**Aim**
Go through the data below. List every line that holds the word "Verified".

**Exercise materials**
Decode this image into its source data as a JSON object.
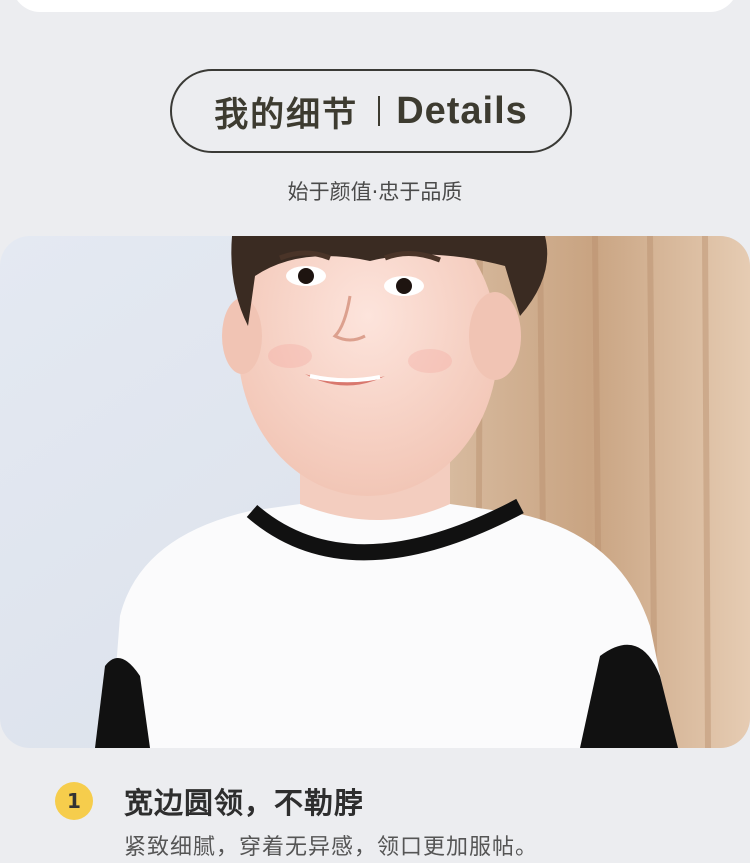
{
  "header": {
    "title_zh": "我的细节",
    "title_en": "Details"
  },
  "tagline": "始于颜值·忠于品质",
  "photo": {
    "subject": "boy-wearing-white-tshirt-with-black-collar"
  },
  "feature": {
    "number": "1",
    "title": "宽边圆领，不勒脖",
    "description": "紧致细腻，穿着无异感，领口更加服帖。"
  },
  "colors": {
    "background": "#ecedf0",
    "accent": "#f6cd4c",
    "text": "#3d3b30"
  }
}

...

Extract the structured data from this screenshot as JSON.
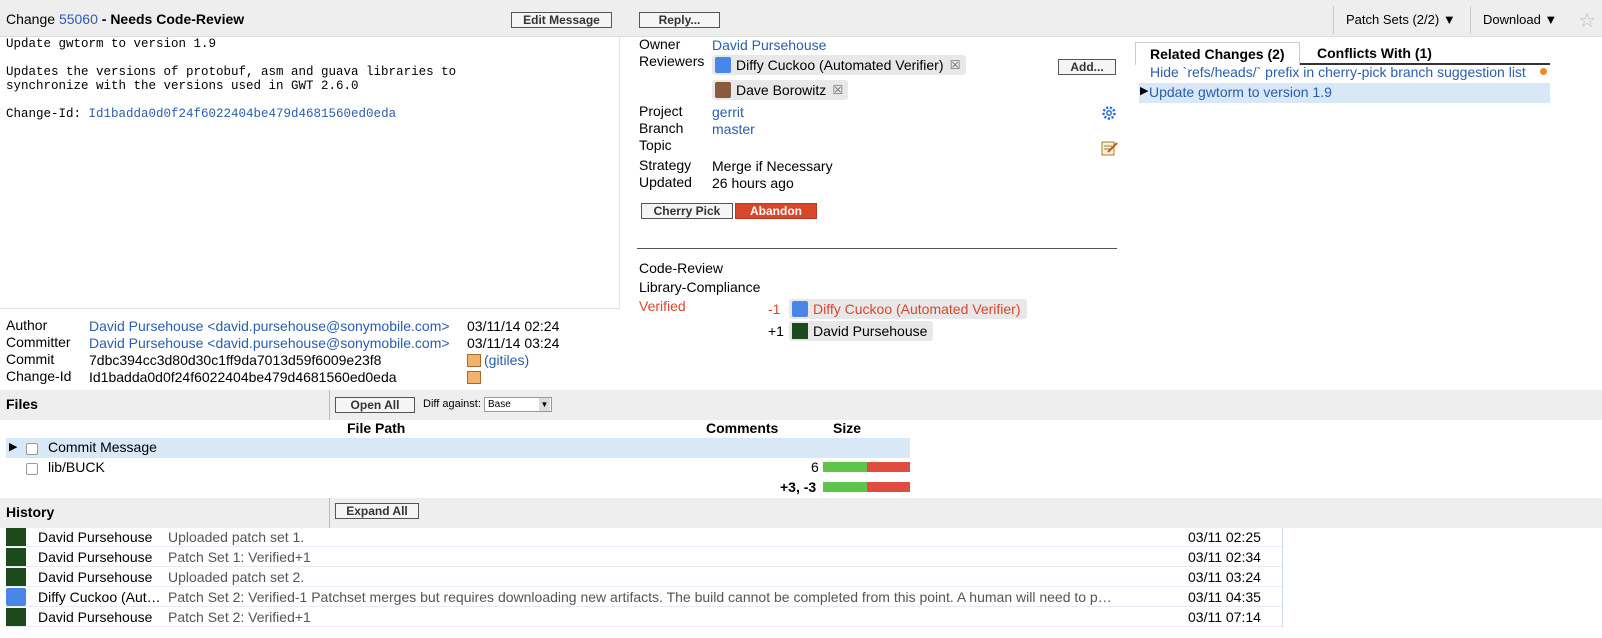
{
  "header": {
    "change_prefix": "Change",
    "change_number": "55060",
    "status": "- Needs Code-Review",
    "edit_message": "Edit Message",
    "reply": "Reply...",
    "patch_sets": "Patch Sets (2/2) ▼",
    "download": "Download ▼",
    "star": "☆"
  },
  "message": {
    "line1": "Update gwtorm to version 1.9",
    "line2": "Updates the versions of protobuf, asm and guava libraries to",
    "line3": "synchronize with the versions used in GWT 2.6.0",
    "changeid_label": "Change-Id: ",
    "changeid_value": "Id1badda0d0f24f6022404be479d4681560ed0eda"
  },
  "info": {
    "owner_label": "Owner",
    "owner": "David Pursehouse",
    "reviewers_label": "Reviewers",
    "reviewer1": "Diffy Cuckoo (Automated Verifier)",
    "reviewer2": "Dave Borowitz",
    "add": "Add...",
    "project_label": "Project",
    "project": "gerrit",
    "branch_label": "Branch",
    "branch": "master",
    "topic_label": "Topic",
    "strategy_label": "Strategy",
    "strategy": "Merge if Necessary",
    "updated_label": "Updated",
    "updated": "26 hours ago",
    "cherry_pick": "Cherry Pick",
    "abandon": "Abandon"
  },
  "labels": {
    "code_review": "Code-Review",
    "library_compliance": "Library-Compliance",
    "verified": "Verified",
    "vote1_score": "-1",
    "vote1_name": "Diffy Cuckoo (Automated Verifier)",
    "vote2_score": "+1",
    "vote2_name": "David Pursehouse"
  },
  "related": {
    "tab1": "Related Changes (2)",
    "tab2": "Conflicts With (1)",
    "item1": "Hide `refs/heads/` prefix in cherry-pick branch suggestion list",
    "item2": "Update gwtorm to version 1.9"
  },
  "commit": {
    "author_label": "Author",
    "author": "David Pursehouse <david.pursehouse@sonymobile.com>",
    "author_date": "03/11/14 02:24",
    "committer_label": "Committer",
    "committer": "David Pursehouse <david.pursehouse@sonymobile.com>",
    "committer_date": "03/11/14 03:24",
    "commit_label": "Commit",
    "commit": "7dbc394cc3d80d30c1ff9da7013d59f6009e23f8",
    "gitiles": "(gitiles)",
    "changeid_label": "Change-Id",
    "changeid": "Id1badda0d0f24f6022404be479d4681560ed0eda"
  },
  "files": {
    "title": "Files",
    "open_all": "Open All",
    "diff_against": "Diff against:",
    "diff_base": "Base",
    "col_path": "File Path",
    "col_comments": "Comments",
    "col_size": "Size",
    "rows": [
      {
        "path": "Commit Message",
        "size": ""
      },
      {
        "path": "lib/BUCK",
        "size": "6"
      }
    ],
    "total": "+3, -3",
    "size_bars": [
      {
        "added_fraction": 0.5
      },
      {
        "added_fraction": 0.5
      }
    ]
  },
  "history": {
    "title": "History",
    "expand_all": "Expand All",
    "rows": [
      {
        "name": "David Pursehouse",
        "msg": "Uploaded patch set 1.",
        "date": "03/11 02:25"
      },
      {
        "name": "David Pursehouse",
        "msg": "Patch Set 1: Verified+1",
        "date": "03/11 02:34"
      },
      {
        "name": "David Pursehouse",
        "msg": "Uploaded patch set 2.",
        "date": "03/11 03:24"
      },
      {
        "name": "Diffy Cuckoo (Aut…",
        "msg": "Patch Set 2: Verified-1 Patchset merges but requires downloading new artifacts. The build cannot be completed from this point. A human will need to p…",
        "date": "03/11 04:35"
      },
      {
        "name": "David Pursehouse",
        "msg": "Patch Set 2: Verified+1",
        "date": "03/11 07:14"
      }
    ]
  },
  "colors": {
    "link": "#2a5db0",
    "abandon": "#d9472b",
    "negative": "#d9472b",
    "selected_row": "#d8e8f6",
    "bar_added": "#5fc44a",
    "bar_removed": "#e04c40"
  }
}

---

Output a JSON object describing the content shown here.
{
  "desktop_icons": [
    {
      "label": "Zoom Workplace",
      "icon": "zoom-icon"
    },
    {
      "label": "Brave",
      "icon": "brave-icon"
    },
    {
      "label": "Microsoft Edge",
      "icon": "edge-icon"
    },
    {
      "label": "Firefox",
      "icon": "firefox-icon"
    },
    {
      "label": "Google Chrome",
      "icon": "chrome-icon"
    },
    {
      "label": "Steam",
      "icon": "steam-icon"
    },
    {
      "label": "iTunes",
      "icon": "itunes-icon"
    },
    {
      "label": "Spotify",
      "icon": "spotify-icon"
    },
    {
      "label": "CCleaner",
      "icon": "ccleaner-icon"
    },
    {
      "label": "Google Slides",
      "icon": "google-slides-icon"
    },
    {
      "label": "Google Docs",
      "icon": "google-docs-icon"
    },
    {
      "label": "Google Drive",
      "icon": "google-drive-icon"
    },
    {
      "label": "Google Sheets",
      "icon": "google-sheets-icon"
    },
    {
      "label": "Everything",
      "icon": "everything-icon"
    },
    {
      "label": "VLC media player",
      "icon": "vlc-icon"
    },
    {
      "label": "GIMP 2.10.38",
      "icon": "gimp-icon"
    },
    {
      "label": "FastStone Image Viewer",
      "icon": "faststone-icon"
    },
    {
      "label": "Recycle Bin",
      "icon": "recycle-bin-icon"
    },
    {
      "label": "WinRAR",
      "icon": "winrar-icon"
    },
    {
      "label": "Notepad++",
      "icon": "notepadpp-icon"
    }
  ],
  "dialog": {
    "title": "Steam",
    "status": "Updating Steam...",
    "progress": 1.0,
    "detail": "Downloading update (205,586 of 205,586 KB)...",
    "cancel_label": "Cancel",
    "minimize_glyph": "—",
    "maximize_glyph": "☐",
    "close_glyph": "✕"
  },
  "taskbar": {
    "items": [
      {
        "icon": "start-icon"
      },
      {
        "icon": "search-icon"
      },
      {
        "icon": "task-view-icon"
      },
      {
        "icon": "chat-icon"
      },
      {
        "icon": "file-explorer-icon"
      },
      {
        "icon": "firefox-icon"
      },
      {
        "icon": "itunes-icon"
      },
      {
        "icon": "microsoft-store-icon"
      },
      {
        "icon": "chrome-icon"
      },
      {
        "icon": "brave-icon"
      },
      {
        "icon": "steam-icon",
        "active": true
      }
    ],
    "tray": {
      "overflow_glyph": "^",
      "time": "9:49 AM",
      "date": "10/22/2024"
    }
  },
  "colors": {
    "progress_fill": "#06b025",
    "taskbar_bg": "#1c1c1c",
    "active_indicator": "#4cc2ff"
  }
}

**Task result**
    "verified": "Verified",
        "msg": "Patch Set 1: Verified+1",
        "msg": "Patch Set 2: Verified-1 Patchset merges but requires downloading new artifacts. The build cannot be completed from this point. A human will need to p…",
        "msg": "Patch Set 2: Verified+1",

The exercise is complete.